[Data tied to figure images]
━━━━━━━━━━━━━━━━

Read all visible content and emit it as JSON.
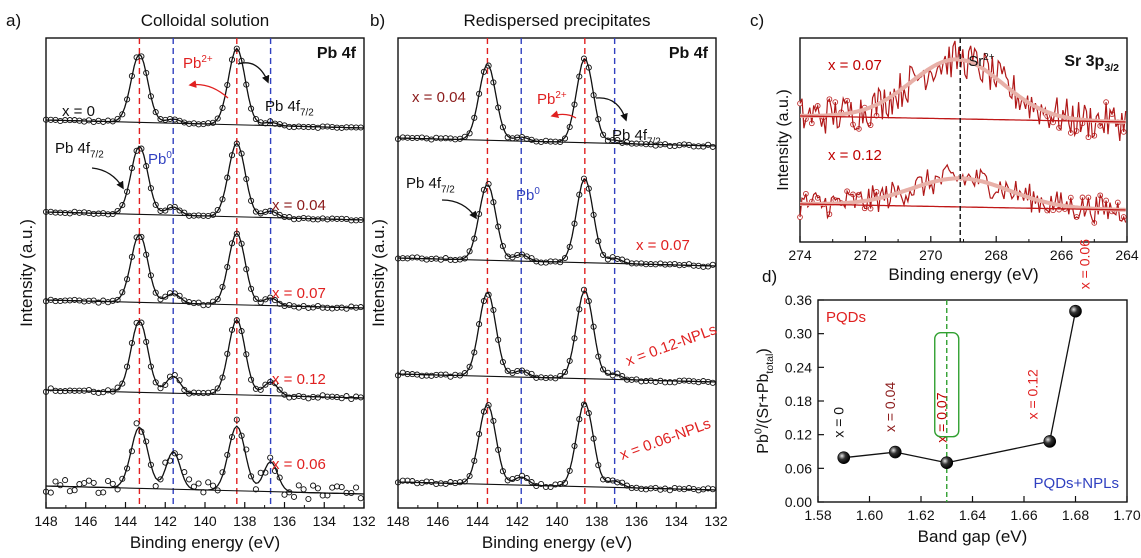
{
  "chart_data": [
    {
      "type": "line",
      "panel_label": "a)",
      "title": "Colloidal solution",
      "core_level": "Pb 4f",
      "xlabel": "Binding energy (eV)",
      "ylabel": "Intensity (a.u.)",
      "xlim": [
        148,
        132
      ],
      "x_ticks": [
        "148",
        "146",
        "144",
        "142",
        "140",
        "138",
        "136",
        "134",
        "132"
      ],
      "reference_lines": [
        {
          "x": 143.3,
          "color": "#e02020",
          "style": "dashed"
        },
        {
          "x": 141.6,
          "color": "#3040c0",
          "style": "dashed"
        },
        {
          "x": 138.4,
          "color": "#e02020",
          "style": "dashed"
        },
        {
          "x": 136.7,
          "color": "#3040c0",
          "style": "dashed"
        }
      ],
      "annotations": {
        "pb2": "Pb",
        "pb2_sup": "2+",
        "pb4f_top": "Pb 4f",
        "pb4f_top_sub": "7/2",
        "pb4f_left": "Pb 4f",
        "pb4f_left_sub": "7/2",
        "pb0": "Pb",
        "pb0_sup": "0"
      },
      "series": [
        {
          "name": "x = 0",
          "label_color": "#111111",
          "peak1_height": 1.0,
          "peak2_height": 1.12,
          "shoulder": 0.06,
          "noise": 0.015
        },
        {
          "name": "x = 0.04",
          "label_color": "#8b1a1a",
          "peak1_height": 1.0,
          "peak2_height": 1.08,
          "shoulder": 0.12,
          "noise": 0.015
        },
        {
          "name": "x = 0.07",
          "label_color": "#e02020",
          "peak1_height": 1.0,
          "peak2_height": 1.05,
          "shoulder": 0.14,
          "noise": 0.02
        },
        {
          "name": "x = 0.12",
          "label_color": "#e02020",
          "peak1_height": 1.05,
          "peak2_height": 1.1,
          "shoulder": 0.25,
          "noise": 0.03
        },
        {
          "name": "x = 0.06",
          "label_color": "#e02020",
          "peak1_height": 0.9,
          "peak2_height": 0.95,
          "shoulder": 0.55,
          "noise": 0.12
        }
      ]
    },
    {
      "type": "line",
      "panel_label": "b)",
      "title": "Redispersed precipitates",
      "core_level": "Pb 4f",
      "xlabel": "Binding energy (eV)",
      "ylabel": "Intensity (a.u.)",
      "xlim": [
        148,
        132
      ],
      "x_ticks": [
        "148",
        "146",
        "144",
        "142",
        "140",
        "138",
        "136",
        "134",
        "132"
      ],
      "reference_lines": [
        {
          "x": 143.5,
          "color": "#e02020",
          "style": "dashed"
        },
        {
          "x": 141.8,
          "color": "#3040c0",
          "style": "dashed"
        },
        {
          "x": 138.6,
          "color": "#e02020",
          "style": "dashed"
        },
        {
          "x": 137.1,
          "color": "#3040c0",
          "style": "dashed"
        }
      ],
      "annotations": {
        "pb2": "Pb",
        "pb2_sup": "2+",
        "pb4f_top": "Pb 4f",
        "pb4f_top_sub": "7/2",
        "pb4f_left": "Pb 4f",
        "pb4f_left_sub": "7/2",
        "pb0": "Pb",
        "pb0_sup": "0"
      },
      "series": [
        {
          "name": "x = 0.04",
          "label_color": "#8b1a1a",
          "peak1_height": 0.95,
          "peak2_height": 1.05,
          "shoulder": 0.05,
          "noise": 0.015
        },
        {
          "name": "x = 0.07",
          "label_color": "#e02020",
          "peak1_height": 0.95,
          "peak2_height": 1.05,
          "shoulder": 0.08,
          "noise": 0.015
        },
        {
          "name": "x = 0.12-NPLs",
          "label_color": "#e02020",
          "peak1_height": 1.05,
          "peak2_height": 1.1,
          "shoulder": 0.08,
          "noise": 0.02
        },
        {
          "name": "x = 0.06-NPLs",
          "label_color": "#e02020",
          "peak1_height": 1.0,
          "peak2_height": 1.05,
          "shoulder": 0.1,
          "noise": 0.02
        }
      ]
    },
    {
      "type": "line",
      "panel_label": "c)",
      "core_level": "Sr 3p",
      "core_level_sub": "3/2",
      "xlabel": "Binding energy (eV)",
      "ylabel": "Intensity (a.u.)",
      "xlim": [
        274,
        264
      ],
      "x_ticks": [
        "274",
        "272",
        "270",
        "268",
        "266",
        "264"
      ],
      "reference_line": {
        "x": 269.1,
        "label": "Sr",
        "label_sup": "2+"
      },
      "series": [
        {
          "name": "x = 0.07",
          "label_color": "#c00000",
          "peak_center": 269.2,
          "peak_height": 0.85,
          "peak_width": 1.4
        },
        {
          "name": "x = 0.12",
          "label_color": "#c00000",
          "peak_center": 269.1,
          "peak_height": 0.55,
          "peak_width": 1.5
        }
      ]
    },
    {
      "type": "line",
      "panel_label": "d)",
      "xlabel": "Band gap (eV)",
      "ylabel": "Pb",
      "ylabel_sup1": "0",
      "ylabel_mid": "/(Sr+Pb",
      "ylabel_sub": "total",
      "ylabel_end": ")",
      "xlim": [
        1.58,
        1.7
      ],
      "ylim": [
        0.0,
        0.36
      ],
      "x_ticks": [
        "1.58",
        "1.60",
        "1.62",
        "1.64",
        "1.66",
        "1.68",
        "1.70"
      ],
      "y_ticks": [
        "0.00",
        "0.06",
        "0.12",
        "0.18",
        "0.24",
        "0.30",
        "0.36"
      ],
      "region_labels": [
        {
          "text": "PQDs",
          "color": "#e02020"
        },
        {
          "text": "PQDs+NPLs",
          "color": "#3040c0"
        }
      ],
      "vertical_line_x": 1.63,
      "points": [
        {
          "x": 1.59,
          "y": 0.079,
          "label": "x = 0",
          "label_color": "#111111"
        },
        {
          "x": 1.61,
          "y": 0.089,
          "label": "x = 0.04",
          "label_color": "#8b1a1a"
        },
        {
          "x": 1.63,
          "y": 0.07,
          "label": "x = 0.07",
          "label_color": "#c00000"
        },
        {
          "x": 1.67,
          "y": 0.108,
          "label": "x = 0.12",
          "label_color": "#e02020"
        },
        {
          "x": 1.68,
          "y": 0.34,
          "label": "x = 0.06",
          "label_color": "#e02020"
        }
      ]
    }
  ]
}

━━━━━━━━━━━━━━━━

| Goal of the exercise |
Output all of the data exactly as it stands, minus any images.

| Final result |
Read all visible content and emit it as JSON.
{
  "chart_data": [
    {
      "type": "line",
      "panel_label": "a)",
      "title": "Colloidal solution",
      "core_level": "Pb 4f",
      "xlabel": "Binding energy (eV)",
      "ylabel": "Intensity (a.u.)",
      "xlim": [
        148,
        132
      ],
      "x_ticks": [
        "148",
        "146",
        "144",
        "142",
        "140",
        "138",
        "136",
        "134",
        "132"
      ],
      "reference_lines": [
        {
          "x": 143.3,
          "color": "#e02020",
          "style": "dashed"
        },
        {
          "x": 141.6,
          "color": "#3040c0",
          "style": "dashed"
        },
        {
          "x": 138.4,
          "color": "#e02020",
          "style": "dashed"
        },
        {
          "x": 136.7,
          "color": "#3040c0",
          "style": "dashed"
        }
      ],
      "annotations": {
        "pb2": "Pb",
        "pb2_sup": "2+",
        "pb4f_top": "Pb 4f",
        "pb4f_top_sub": "7/2",
        "pb4f_left": "Pb 4f",
        "pb4f_left_sub": "7/2",
        "pb0": "Pb",
        "pb0_sup": "0"
      },
      "series": [
        {
          "name": "x = 0",
          "label_color": "#111111",
          "peak1_height": 1.0,
          "peak2_height": 1.12,
          "shoulder": 0.06,
          "noise": 0.015
        },
        {
          "name": "x = 0.04",
          "label_color": "#8b1a1a",
          "peak1_height": 1.0,
          "peak2_height": 1.08,
          "shoulder": 0.12,
          "noise": 0.015
        },
        {
          "name": "x = 0.07",
          "label_color": "#e02020",
          "peak1_height": 1.0,
          "peak2_height": 1.05,
          "shoulder": 0.14,
          "noise": 0.02
        },
        {
          "name": "x = 0.12",
          "label_color": "#e02020",
          "peak1_height": 1.05,
          "peak2_height": 1.1,
          "shoulder": 0.25,
          "noise": 0.03
        },
        {
          "name": "x = 0.06",
          "label_color": "#e02020",
          "peak1_height": 0.9,
          "peak2_height": 0.95,
          "shoulder": 0.55,
          "noise": 0.12
        }
      ]
    },
    {
      "type": "line",
      "panel_label": "b)",
      "title": "Redispersed precipitates",
      "core_level": "Pb 4f",
      "xlabel": "Binding energy (eV)",
      "ylabel": "Intensity (a.u.)",
      "xlim": [
        148,
        132
      ],
      "x_ticks": [
        "148",
        "146",
        "144",
        "142",
        "140",
        "138",
        "136",
        "134",
        "132"
      ],
      "reference_lines": [
        {
          "x": 143.5,
          "color": "#e02020",
          "style": "dashed"
        },
        {
          "x": 141.8,
          "color": "#3040c0",
          "style": "dashed"
        },
        {
          "x": 138.6,
          "color": "#e02020",
          "style": "dashed"
        },
        {
          "x": 137.1,
          "color": "#3040c0",
          "style": "dashed"
        }
      ],
      "annotations": {
        "pb2": "Pb",
        "pb2_sup": "2+",
        "pb4f_top": "Pb 4f",
        "pb4f_top_sub": "7/2",
        "pb4f_left": "Pb 4f",
        "pb4f_left_sub": "7/2",
        "pb0": "Pb",
        "pb0_sup": "0"
      },
      "series": [
        {
          "name": "x = 0.04",
          "label_color": "#8b1a1a",
          "peak1_height": 0.95,
          "peak2_height": 1.05,
          "shoulder": 0.05,
          "noise": 0.015
        },
        {
          "name": "x = 0.07",
          "label_color": "#e02020",
          "peak1_height": 0.95,
          "peak2_height": 1.05,
          "shoulder": 0.08,
          "noise": 0.015
        },
        {
          "name": "x = 0.12-NPLs",
          "label_color": "#e02020",
          "peak1_height": 1.05,
          "peak2_height": 1.1,
          "shoulder": 0.08,
          "noise": 0.02
        },
        {
          "name": "x = 0.06-NPLs",
          "label_color": "#e02020",
          "peak1_height": 1.0,
          "peak2_height": 1.05,
          "shoulder": 0.1,
          "noise": 0.02
        }
      ]
    },
    {
      "type": "line",
      "panel_label": "c)",
      "core_level": "Sr 3p",
      "core_level_sub": "3/2",
      "xlabel": "Binding energy (eV)",
      "ylabel": "Intensity (a.u.)",
      "xlim": [
        274,
        264
      ],
      "x_ticks": [
        "274",
        "272",
        "270",
        "268",
        "266",
        "264"
      ],
      "reference_line": {
        "x": 269.1,
        "label": "Sr",
        "label_sup": "2+"
      },
      "series": [
        {
          "name": "x = 0.07",
          "label_color": "#c00000",
          "peak_center": 269.2,
          "peak_height": 0.85,
          "peak_width": 1.4
        },
        {
          "name": "x = 0.12",
          "label_color": "#c00000",
          "peak_center": 269.1,
          "peak_height": 0.55,
          "peak_width": 1.5
        }
      ]
    },
    {
      "type": "line",
      "panel_label": "d)",
      "xlabel": "Band gap (eV)",
      "ylabel": "Pb",
      "ylabel_sup1": "0",
      "ylabel_mid": "/(Sr+Pb",
      "ylabel_sub": "total",
      "ylabel_end": ")",
      "xlim": [
        1.58,
        1.7
      ],
      "ylim": [
        0.0,
        0.36
      ],
      "x_ticks": [
        "1.58",
        "1.60",
        "1.62",
        "1.64",
        "1.66",
        "1.68",
        "1.70"
      ],
      "y_ticks": [
        "0.00",
        "0.06",
        "0.12",
        "0.18",
        "0.24",
        "0.30",
        "0.36"
      ],
      "region_labels": [
        {
          "text": "PQDs",
          "color": "#e02020"
        },
        {
          "text": "PQDs+NPLs",
          "color": "#3040c0"
        }
      ],
      "vertical_line_x": 1.63,
      "points": [
        {
          "x": 1.59,
          "y": 0.079,
          "label": "x = 0",
          "label_color": "#111111"
        },
        {
          "x": 1.61,
          "y": 0.089,
          "label": "x = 0.04",
          "label_color": "#8b1a1a"
        },
        {
          "x": 1.63,
          "y": 0.07,
          "label": "x = 0.07",
          "label_color": "#c00000"
        },
        {
          "x": 1.67,
          "y": 0.108,
          "label": "x = 0.12",
          "label_color": "#e02020"
        },
        {
          "x": 1.68,
          "y": 0.34,
          "label": "x = 0.06",
          "label_color": "#e02020"
        }
      ]
    }
  ]
}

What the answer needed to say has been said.